— BEGIN MATERIALS PROVIDED —

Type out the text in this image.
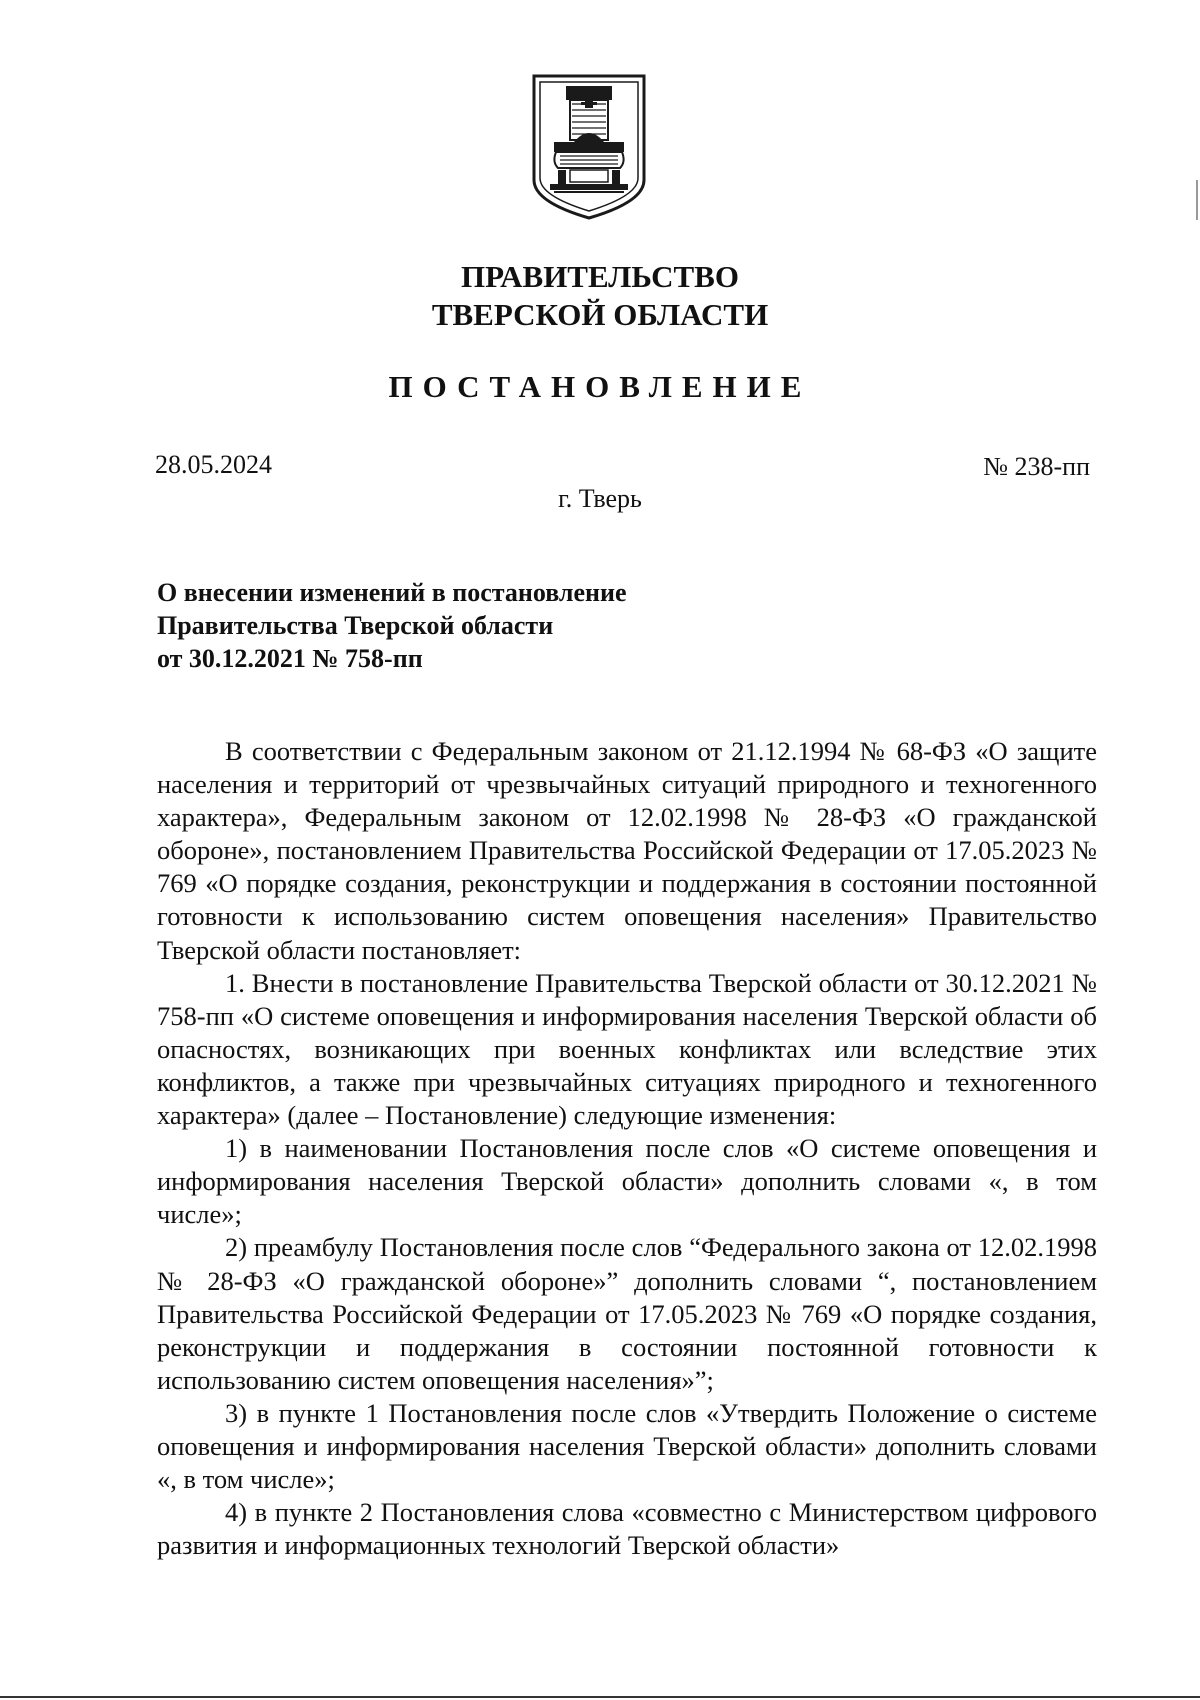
ПРАВИТЕЛЬСТВО
ТВЕРСКОЙ ОБЛАСТИ
ПОСТАНОВЛЕНИЕ
28.05.2024	№ 238-пп
г. Тверь
О внесении изменений в постановление
Правительства Тверской области
от 30.12.2021 № 758-пп

В соответствии с Федеральным законом от 21.12.1994 № 68-ФЗ «О защите населения и территорий от чрезвычайных ситуаций природного и техногенного характера», Федеральным законом от 12.02.1998 № 28-ФЗ «О гражданской обороне», постановлением Правительства Российской Федерации от 17.05.2023 № 769 «О порядке создания, реконструкции и поддержания в состоянии постоянной готовности к использованию систем оповещения населения» Правительство Тверской области постановляет:

1. Внести в постановление Правительства Тверской области от 30.12.2021 № 758-пп «О системе оповещения и информирования населения Тверской области об опасностях, возникающих при военных конфликтах или вследствие этих конфликтов, а также при чрезвычайных ситуациях природного и техногенного характера» (далее – Постановление) следующие изменения:

1) в наименовании Постановления после слов «О системе оповещения и информирования населения Тверской области» дополнить словами «, в том числе»;

2) преамбулу Постановления после слов “Федерального закона от 12.02.1998 № 28-ФЗ «О гражданской обороне»” дополнить словами “, постановлением Правительства Российской Федерации от 17.05.2023 № 769 «О порядке создания, реконструкции и поддержания в состоянии постоянной готовности к использованию систем оповещения населения»”;

3) в пункте 1 Постановления после слов «Утвердить Положение о системе оповещения и информирования населения Тверской области» дополнить словами «, в том числе»;

4) в пункте 2 Постановления слова «совместно с Министерством цифрового развития и информационных технологий Тверской области»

— END MATERIALS PROVIDED —

GIVEN EXERCISE: Find all lines where the word "Федерации" appears. Copy them.

EXPECTED OUTPUT:
В соответствии с Федеральным законом от 21.12.1994 № 68-ФЗ «О защите населения и территорий от чрезвычайных ситуаций природного и техногенного характера», Федеральным законом от 12.02.1998 № 28-ФЗ «О гражданской обороне», постановлением Правительства Российской Федерации от 17.05.2023 № 769 «О порядке создания, реконструкции и поддержания в состоянии постоянной готовности к использованию систем оповещения населения» Правительство Тверской области постановляет:
2) преамбулу Постановления после слов “Федерального закона от 12.02.1998 № 28-ФЗ «О гражданской обороне»” дополнить словами “, постановлением Правительства Российской Федерации от 17.05.2023 № 769 «О порядке создания, реконструкции и поддержания в состоянии постоянной готовности к использованию систем оповещения населения»”;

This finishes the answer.